A run of records
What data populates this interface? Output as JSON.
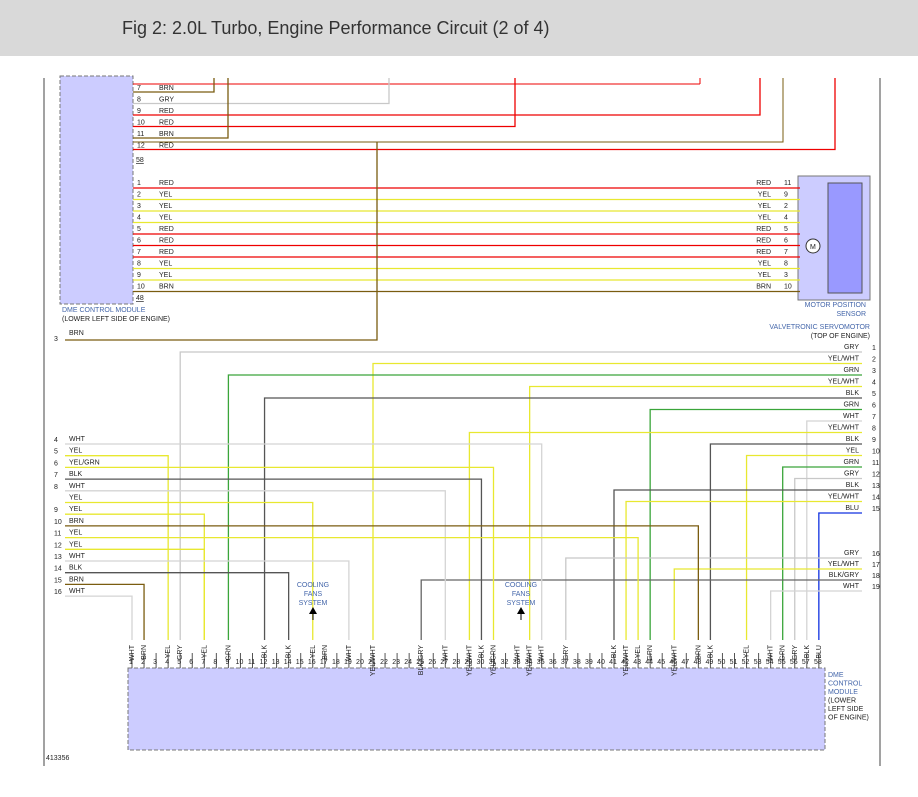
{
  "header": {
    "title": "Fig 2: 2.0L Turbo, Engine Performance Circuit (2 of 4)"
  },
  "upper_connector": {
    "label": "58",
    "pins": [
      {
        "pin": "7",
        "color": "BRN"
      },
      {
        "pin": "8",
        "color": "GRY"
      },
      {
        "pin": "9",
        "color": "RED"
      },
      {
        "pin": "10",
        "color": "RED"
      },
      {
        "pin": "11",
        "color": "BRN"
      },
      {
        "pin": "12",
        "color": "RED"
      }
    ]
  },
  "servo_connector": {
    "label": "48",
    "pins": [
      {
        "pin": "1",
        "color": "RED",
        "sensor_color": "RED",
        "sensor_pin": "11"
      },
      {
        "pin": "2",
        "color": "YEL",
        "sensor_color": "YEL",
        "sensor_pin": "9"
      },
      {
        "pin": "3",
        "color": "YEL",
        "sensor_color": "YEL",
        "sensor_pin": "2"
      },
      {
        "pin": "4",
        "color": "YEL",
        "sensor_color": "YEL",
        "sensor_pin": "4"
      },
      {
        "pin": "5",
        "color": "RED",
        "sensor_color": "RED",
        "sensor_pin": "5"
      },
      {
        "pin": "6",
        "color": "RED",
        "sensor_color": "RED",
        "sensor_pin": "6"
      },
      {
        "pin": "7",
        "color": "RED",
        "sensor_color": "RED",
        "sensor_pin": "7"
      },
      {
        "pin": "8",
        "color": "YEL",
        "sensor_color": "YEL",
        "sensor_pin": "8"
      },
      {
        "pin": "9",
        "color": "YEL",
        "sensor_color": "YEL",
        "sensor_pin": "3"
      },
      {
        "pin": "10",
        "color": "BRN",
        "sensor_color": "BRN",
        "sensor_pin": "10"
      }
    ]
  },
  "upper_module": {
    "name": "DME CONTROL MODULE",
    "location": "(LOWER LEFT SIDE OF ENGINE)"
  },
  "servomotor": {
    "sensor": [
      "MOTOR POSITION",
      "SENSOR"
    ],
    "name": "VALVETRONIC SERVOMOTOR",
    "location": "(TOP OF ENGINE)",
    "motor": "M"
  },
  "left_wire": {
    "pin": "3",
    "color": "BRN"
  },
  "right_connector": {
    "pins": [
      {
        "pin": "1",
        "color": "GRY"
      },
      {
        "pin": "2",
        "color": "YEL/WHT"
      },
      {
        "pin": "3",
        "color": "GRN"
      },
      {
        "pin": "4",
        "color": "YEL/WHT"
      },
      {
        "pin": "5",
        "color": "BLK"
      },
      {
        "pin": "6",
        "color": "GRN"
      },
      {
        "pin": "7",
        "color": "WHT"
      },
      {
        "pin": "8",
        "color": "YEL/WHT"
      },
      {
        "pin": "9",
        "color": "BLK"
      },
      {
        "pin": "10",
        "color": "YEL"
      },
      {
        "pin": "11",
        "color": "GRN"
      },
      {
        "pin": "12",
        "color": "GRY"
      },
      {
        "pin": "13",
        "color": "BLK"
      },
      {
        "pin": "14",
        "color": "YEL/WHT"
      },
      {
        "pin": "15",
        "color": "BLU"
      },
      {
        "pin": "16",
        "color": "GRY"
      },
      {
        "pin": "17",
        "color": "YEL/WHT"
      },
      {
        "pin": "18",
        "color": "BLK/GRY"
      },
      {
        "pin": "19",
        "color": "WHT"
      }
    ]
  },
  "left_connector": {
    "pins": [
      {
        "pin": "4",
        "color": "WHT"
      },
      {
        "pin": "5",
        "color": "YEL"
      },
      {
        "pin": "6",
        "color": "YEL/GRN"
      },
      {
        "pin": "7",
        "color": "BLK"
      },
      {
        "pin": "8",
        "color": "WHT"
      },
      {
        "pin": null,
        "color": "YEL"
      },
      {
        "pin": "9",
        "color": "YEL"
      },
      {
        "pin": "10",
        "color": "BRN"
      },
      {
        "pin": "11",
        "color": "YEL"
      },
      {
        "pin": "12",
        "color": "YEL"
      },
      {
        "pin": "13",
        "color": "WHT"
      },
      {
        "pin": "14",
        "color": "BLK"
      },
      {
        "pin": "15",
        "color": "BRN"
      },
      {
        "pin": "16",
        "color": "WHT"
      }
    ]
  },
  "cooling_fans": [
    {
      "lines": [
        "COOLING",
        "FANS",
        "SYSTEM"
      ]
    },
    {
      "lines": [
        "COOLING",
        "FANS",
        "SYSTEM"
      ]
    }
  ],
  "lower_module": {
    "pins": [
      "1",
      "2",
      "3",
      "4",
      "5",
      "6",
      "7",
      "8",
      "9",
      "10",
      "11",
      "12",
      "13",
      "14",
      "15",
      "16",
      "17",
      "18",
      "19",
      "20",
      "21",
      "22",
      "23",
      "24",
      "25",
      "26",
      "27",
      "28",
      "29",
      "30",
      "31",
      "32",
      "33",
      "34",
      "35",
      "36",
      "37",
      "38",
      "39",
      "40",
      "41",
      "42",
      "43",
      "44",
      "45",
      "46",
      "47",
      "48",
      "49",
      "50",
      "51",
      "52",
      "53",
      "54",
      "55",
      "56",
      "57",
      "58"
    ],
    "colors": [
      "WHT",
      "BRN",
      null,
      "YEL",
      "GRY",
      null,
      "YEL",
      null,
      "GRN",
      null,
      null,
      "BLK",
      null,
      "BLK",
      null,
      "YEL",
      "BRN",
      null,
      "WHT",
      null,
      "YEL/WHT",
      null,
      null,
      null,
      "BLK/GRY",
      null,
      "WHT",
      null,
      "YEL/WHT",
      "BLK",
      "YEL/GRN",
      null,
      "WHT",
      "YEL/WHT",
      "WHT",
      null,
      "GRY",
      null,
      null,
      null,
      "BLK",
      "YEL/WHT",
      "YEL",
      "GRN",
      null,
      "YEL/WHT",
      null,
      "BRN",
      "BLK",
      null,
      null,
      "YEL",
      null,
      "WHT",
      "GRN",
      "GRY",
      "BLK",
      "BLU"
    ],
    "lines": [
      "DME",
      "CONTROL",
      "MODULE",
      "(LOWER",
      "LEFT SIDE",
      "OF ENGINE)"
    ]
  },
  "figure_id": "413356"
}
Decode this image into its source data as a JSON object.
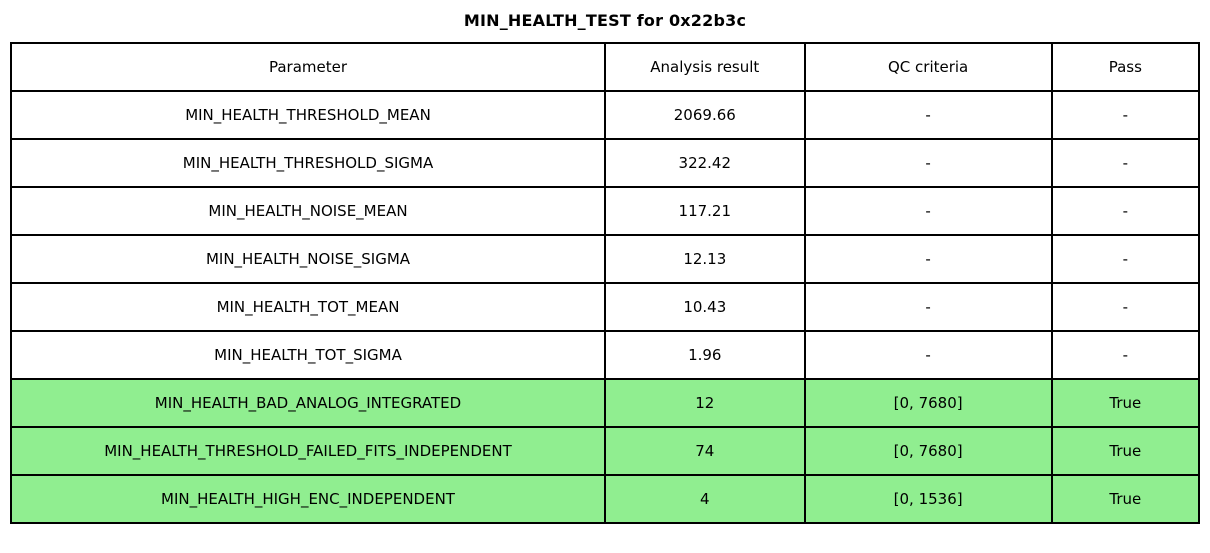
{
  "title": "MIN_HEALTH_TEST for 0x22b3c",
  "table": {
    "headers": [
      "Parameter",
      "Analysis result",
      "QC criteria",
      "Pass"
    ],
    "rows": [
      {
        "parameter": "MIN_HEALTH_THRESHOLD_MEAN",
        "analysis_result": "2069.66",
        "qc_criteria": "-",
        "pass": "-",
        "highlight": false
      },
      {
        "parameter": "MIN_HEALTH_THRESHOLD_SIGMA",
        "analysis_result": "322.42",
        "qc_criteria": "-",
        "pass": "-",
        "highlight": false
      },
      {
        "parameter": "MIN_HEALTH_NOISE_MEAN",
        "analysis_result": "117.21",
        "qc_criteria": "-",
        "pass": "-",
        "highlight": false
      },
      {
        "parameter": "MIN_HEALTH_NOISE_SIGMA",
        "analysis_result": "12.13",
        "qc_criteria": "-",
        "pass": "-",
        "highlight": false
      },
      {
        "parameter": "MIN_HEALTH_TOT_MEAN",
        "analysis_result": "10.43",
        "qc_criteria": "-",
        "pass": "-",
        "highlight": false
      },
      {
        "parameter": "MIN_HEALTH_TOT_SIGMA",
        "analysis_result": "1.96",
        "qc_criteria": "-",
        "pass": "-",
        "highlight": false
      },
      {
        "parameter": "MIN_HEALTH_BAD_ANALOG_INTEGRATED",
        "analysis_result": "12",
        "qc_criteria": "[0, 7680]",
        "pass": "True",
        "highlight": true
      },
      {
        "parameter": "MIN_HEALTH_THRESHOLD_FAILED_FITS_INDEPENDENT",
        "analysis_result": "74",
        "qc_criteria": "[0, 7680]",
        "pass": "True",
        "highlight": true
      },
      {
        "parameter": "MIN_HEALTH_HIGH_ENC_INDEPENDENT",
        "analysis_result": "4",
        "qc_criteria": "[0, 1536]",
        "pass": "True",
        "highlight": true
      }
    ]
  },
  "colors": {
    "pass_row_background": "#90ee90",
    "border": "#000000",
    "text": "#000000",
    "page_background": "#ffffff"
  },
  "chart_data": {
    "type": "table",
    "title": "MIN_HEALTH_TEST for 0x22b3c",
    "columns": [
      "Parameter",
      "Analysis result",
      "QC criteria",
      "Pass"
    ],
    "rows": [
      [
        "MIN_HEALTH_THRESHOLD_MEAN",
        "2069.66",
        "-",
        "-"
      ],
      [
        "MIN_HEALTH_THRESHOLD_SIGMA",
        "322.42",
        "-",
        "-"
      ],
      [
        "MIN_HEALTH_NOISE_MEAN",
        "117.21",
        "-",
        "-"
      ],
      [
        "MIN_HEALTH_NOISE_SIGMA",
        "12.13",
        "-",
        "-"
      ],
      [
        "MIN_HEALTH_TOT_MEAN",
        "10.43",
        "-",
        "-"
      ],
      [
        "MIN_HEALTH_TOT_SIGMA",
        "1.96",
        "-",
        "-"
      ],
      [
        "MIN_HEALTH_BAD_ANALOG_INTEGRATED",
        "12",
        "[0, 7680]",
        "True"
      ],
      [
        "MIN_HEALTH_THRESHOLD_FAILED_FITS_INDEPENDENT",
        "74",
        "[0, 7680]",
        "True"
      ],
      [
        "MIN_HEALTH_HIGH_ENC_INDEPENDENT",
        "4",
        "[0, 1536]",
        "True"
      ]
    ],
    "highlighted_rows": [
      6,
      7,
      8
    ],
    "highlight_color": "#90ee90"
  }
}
...
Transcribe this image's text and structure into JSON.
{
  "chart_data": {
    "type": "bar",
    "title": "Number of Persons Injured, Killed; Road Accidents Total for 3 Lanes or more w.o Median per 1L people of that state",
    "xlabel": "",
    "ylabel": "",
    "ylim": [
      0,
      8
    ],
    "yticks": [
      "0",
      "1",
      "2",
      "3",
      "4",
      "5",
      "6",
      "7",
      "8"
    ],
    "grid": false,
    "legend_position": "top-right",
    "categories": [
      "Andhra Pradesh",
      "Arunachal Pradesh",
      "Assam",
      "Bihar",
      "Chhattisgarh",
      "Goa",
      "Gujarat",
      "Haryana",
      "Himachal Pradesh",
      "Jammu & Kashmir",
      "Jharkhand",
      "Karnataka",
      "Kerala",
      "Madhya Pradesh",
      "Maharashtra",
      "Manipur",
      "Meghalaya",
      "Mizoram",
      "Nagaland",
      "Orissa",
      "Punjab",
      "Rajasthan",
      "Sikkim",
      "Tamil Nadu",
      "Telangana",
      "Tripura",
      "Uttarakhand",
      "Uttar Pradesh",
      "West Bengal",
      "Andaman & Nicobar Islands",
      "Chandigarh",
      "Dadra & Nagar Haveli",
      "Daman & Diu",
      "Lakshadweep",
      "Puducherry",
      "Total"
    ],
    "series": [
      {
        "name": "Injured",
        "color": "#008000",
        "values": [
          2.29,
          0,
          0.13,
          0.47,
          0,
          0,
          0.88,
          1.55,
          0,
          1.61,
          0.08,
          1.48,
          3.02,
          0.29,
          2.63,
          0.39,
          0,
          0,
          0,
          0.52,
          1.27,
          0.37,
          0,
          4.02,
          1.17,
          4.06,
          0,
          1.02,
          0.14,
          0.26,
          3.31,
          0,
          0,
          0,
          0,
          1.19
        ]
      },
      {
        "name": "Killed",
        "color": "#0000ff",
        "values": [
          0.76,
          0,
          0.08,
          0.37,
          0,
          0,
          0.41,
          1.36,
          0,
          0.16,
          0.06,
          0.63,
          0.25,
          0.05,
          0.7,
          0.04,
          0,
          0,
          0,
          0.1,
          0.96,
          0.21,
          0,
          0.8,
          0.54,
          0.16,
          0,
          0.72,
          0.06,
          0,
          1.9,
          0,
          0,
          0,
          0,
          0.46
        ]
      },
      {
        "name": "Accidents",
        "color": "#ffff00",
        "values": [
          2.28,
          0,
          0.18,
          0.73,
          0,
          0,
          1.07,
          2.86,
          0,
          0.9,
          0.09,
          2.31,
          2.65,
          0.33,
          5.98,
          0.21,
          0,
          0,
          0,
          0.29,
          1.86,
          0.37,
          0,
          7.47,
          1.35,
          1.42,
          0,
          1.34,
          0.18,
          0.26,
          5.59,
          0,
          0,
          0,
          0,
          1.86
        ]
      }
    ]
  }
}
--
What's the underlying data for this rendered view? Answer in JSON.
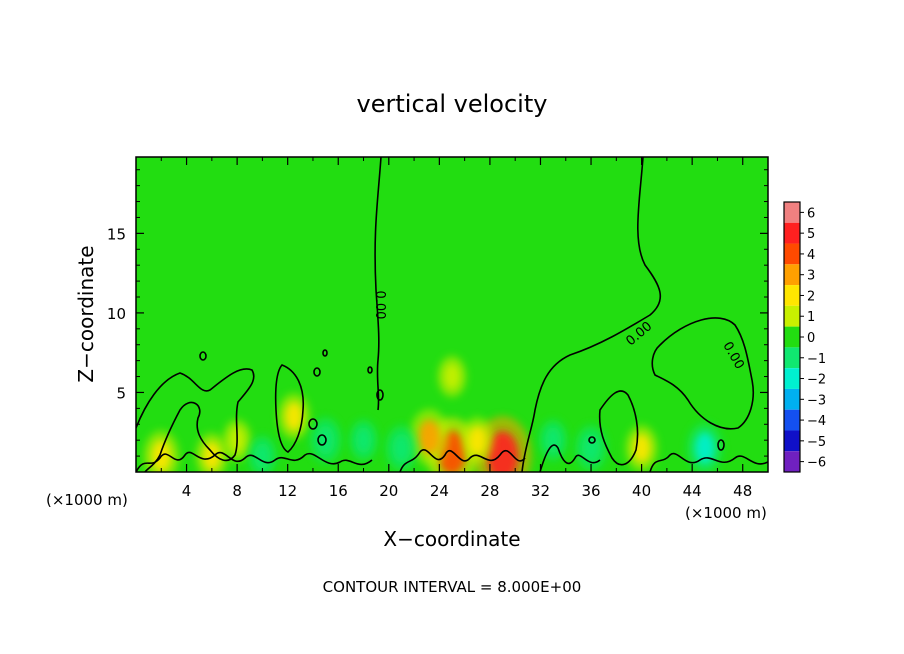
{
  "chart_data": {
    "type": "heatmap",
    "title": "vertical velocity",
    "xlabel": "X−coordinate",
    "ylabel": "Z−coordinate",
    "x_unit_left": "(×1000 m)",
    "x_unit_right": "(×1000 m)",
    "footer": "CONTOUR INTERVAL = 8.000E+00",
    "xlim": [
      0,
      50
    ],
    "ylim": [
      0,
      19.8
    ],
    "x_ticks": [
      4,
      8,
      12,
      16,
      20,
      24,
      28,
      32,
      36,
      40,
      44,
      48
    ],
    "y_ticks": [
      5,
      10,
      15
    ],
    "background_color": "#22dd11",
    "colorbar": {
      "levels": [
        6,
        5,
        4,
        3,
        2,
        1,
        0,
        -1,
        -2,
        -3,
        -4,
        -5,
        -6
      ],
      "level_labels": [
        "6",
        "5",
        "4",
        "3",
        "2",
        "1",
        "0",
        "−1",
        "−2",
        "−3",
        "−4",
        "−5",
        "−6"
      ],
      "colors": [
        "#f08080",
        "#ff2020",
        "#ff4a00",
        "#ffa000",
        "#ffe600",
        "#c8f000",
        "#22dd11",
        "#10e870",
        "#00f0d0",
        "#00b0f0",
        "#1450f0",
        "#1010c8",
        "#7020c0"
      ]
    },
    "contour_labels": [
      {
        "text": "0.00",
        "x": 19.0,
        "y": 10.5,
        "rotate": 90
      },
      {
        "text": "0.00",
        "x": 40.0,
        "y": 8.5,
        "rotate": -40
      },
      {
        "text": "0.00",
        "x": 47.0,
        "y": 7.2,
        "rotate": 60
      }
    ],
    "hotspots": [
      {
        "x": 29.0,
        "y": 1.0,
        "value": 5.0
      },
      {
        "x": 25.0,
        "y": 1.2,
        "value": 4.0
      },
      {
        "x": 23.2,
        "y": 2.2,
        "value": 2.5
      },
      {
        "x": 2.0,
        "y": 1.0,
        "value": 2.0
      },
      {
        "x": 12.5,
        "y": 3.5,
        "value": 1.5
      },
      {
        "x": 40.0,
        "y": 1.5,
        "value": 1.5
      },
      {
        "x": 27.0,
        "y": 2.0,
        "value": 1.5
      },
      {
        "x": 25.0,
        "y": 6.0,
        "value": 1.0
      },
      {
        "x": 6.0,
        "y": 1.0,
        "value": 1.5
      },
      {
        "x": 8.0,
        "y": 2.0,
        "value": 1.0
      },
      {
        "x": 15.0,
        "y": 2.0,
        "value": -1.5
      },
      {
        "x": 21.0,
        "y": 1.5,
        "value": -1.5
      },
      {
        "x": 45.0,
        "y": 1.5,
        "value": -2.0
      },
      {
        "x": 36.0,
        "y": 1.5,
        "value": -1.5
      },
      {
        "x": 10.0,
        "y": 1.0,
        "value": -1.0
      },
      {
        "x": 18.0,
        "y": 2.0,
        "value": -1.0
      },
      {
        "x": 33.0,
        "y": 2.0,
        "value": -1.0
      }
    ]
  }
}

WHAT IS EXPECTED
Report only how many lines in the entries contain "SIDE".

TASK OUTPUT
2